■ **PROBLEM DETAILS**
Print the complete set of entries exactly.

★ ★ ★ ★ ★

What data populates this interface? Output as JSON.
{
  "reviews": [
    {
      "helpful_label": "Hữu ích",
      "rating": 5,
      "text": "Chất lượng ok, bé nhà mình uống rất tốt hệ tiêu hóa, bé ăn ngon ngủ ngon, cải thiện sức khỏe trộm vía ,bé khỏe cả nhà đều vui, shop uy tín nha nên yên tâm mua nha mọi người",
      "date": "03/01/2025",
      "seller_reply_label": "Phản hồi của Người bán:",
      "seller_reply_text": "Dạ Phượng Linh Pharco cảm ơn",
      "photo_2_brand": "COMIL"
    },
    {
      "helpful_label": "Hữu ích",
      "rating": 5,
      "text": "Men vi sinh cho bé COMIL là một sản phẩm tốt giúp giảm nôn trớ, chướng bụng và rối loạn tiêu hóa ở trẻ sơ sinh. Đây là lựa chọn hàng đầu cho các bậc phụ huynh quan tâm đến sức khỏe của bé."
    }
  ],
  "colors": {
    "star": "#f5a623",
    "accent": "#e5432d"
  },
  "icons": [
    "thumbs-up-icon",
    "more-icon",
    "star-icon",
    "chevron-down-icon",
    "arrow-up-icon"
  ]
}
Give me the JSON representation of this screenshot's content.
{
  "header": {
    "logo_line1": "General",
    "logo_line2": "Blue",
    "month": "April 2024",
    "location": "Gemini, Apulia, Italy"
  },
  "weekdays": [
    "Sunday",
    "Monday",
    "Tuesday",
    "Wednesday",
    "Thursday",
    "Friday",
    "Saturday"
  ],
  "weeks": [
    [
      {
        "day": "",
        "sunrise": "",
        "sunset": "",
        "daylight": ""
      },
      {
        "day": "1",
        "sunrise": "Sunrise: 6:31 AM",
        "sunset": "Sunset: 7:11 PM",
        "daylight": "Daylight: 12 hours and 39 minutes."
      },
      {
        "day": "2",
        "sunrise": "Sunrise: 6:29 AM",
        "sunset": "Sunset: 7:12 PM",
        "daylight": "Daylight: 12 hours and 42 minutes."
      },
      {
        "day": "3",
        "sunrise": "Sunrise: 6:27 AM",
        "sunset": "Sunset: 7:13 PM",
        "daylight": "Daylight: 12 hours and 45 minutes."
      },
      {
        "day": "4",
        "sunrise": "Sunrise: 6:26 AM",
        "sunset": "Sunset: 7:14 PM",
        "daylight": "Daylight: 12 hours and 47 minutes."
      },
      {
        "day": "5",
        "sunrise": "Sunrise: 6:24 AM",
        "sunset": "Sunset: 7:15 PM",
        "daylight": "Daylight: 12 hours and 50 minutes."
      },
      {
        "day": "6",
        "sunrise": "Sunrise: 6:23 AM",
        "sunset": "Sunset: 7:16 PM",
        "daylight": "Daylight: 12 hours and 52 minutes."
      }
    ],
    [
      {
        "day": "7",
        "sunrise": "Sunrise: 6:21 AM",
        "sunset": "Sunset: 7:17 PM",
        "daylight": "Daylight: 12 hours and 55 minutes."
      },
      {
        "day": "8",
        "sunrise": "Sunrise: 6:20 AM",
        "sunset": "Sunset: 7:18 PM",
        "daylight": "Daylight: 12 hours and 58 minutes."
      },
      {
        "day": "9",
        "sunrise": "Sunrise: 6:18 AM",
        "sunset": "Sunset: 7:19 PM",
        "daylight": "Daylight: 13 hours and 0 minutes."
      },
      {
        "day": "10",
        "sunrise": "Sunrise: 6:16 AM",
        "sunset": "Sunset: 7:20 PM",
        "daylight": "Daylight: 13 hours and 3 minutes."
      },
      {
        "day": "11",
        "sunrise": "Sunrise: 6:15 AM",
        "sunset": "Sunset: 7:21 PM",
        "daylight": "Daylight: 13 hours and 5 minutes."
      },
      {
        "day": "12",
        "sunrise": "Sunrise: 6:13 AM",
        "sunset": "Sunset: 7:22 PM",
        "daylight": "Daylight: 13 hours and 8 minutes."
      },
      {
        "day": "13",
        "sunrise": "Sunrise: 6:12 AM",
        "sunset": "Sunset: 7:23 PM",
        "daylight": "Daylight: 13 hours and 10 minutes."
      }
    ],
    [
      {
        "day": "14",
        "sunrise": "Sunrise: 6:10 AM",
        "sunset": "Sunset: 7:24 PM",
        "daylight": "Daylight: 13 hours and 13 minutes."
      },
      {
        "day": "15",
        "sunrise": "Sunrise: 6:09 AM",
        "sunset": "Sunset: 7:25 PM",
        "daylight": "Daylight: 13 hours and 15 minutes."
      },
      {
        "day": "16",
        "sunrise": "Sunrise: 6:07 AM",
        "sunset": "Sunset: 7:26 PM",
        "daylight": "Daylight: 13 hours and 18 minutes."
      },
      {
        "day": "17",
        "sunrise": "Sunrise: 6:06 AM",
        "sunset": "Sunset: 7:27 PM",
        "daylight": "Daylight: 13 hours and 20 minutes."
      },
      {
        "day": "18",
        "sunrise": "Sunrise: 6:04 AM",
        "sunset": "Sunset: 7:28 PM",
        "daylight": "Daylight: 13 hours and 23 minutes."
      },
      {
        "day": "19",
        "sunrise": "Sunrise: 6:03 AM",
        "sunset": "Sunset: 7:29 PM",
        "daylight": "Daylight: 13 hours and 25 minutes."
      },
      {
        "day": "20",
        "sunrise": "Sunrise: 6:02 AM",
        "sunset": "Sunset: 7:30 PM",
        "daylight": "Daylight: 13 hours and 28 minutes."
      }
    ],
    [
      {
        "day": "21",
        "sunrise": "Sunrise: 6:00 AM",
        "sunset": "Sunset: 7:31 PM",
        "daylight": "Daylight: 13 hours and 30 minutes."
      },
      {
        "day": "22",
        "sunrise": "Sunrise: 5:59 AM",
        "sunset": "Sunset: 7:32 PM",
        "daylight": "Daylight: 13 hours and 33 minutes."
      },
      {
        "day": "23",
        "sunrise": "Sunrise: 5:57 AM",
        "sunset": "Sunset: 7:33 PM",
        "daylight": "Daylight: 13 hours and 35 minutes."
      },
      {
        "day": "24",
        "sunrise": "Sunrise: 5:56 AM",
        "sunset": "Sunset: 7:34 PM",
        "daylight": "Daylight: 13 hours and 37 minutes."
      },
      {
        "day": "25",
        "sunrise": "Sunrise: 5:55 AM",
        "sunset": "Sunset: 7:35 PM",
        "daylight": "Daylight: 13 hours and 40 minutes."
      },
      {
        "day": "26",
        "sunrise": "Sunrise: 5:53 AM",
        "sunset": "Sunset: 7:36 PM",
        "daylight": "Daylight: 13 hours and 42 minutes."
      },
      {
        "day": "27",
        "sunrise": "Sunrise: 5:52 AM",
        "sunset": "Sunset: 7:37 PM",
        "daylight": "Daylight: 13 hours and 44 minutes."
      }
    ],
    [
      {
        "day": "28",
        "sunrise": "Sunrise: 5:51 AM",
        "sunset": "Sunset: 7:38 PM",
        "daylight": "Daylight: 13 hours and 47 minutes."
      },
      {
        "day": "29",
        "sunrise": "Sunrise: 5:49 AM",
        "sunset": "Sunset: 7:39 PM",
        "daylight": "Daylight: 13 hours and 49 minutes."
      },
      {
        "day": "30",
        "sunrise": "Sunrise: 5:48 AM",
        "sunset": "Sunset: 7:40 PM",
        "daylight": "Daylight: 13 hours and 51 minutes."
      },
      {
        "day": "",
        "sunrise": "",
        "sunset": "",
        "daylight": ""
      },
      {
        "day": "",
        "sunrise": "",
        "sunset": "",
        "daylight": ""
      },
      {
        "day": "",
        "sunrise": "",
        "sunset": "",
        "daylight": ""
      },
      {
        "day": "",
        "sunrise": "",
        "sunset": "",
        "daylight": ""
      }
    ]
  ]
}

★ ★ ★ ★ ★

■ **WRITTEN REPLY**
What data populates this interface? Output as JSON.
{
  "reviews": [
    {
      "helpful_label": "Hữu ích",
      "rating": 5,
      "text": "Chất lượng ok, bé nhà mình uống rất tốt hệ tiêu hóa, bé ăn ngon ngủ ngon, cải thiện sức khỏe trộm vía ,bé khỏe cả nhà đều vui, shop uy tín nha nên yên tâm mua nha mọi người",
      "date": "03/01/2025",
      "seller_reply_label": "Phản hồi của Người bán:",
      "seller_reply_text": "Dạ Phượng Linh Pharco cảm ơn",
      "photo_2_brand": "COMIL"
    },
    {
      "helpful_label": "Hữu ích",
      "rating": 5,
      "text": "Men vi sinh cho bé COMIL là một sản phẩm tốt giúp giảm nôn trớ, chướng bụng và rối loạn tiêu hóa ở trẻ sơ sinh. Đây là lựa chọn hàng đầu cho các bậc phụ huynh quan tâm đến sức khỏe của bé."
    }
  ],
  "colors": {
    "star": "#f5a623",
    "accent": "#e5432d"
  },
  "icons": [
    "thumbs-up-icon",
    "more-icon",
    "star-icon",
    "chevron-down-icon",
    "arrow-up-icon"
  ]
}
Give me the JSON representation of this screenshot's content.
{
  "header": {
    "logo_line1": "General",
    "logo_line2": "Blue",
    "month": "April 2024",
    "location": "Gemini, Apulia, Italy"
  },
  "weekdays": [
    "Sunday",
    "Monday",
    "Tuesday",
    "Wednesday",
    "Thursday",
    "Friday",
    "Saturday"
  ],
  "weeks": [
    [
      {
        "day": "",
        "sunrise": "",
        "sunset": "",
        "daylight": ""
      },
      {
        "day": "1",
        "sunrise": "Sunrise: 6:31 AM",
        "sunset": "Sunset: 7:11 PM",
        "daylight": "Daylight: 12 hours and 39 minutes."
      },
      {
        "day": "2",
        "sunrise": "Sunrise: 6:29 AM",
        "sunset": "Sunset: 7:12 PM",
        "daylight": "Daylight: 12 hours and 42 minutes."
      },
      {
        "day": "3",
        "sunrise": "Sunrise: 6:27 AM",
        "sunset": "Sunset: 7:13 PM",
        "daylight": "Daylight: 12 hours and 45 minutes."
      },
      {
        "day": "4",
        "sunrise": "Sunrise: 6:26 AM",
        "sunset": "Sunset: 7:14 PM",
        "daylight": "Daylight: 12 hours and 47 minutes."
      },
      {
        "day": "5",
        "sunrise": "Sunrise: 6:24 AM",
        "sunset": "Sunset: 7:15 PM",
        "daylight": "Daylight: 12 hours and 50 minutes."
      },
      {
        "day": "6",
        "sunrise": "Sunrise: 6:23 AM",
        "sunset": "Sunset: 7:16 PM",
        "daylight": "Daylight: 12 hours and 52 minutes."
      }
    ],
    [
      {
        "day": "7",
        "sunrise": "Sunrise: 6:21 AM",
        "sunset": "Sunset: 7:17 PM",
        "daylight": "Daylight: 12 hours and 55 minutes."
      },
      {
        "day": "8",
        "sunrise": "Sunrise: 6:20 AM",
        "sunset": "Sunset: 7:18 PM",
        "daylight": "Daylight: 12 hours and 58 minutes."
      },
      {
        "day": "9",
        "sunrise": "Sunrise: 6:18 AM",
        "sunset": "Sunset: 7:19 PM",
        "daylight": "Daylight: 13 hours and 0 minutes."
      },
      {
        "day": "10",
        "sunrise": "Sunrise: 6:16 AM",
        "sunset": "Sunset: 7:20 PM",
        "daylight": "Daylight: 13 hours and 3 minutes."
      },
      {
        "day": "11",
        "sunrise": "Sunrise: 6:15 AM",
        "sunset": "Sunset: 7:21 PM",
        "daylight": "Daylight: 13 hours and 5 minutes."
      },
      {
        "day": "12",
        "sunrise": "Sunrise: 6:13 AM",
        "sunset": "Sunset: 7:22 PM",
        "daylight": "Daylight: 13 hours and 8 minutes."
      },
      {
        "day": "13",
        "sunrise": "Sunrise: 6:12 AM",
        "sunset": "Sunset: 7:23 PM",
        "daylight": "Daylight: 13 hours and 10 minutes."
      }
    ],
    [
      {
        "day": "14",
        "sunrise": "Sunrise: 6:10 AM",
        "sunset": "Sunset: 7:24 PM",
        "daylight": "Daylight: 13 hours and 13 minutes."
      },
      {
        "day": "15",
        "sunrise": "Sunrise: 6:09 AM",
        "sunset": "Sunset: 7:25 PM",
        "daylight": "Daylight: 13 hours and 15 minutes."
      },
      {
        "day": "16",
        "sunrise": "Sunrise: 6:07 AM",
        "sunset": "Sunset: 7:26 PM",
        "daylight": "Daylight: 13 hours and 18 minutes."
      },
      {
        "day": "17",
        "sunrise": "Sunrise: 6:06 AM",
        "sunset": "Sunset: 7:27 PM",
        "daylight": "Daylight: 13 hours and 20 minutes."
      },
      {
        "day": "18",
        "sunrise": "Sunrise: 6:04 AM",
        "sunset": "Sunset: 7:28 PM",
        "daylight": "Daylight: 13 hours and 23 minutes."
      },
      {
        "day": "19",
        "sunrise": "Sunrise: 6:03 AM",
        "sunset": "Sunset: 7:29 PM",
        "daylight": "Daylight: 13 hours and 25 minutes."
      },
      {
        "day": "20",
        "sunrise": "Sunrise: 6:02 AM",
        "sunset": "Sunset: 7:30 PM",
        "daylight": "Daylight: 13 hours and 28 minutes."
      }
    ],
    [
      {
        "day": "21",
        "sunrise": "Sunrise: 6:00 AM",
        "sunset": "Sunset: 7:31 PM",
        "daylight": "Daylight: 13 hours and 30 minutes."
      },
      {
        "day": "22",
        "sunrise": "Sunrise: 5:59 AM",
        "sunset": "Sunset: 7:32 PM",
        "daylight": "Daylight: 13 hours and 33 minutes."
      },
      {
        "day": "23",
        "sunrise": "Sunrise: 5:57 AM",
        "sunset": "Sunset: 7:33 PM",
        "daylight": "Daylight: 13 hours and 35 minutes."
      },
      {
        "day": "24",
        "sunrise": "Sunrise: 5:56 AM",
        "sunset": "Sunset: 7:34 PM",
        "daylight": "Daylight: 13 hours and 37 minutes."
      },
      {
        "day": "25",
        "sunrise": "Sunrise: 5:55 AM",
        "sunset": "Sunset: 7:35 PM",
        "daylight": "Daylight: 13 hours and 40 minutes."
      },
      {
        "day": "26",
        "sunrise": "Sunrise: 5:53 AM",
        "sunset": "Sunset: 7:36 PM",
        "daylight": "Daylight: 13 hours and 42 minutes."
      },
      {
        "day": "27",
        "sunrise": "Sunrise: 5:52 AM",
        "sunset": "Sunset: 7:37 PM",
        "daylight": "Daylight: 13 hours and 44 minutes."
      }
    ],
    [
      {
        "day": "28",
        "sunrise": "Sunrise: 5:51 AM",
        "sunset": "Sunset: 7:38 PM",
        "daylight": "Daylight: 13 hours and 47 minutes."
      },
      {
        "day": "29",
        "sunrise": "Sunrise: 5:49 AM",
        "sunset": "Sunset: 7:39 PM",
        "daylight": "Daylight: 13 hours and 49 minutes."
      },
      {
        "day": "30",
        "sunrise": "Sunrise: 5:48 AM",
        "sunset": "Sunset: 7:40 PM",
        "daylight": "Daylight: 13 hours and 51 minutes."
      },
      {
        "day": "",
        "sunrise": "",
        "sunset": "",
        "daylight": ""
      },
      {
        "day": "",
        "sunrise": "",
        "sunset": "",
        "daylight": ""
      },
      {
        "day": "",
        "sunrise": "",
        "sunset": "",
        "daylight": ""
      },
      {
        "day": "",
        "sunrise": "",
        "sunset": "",
        "daylight": ""
      }
    ]
  ]
}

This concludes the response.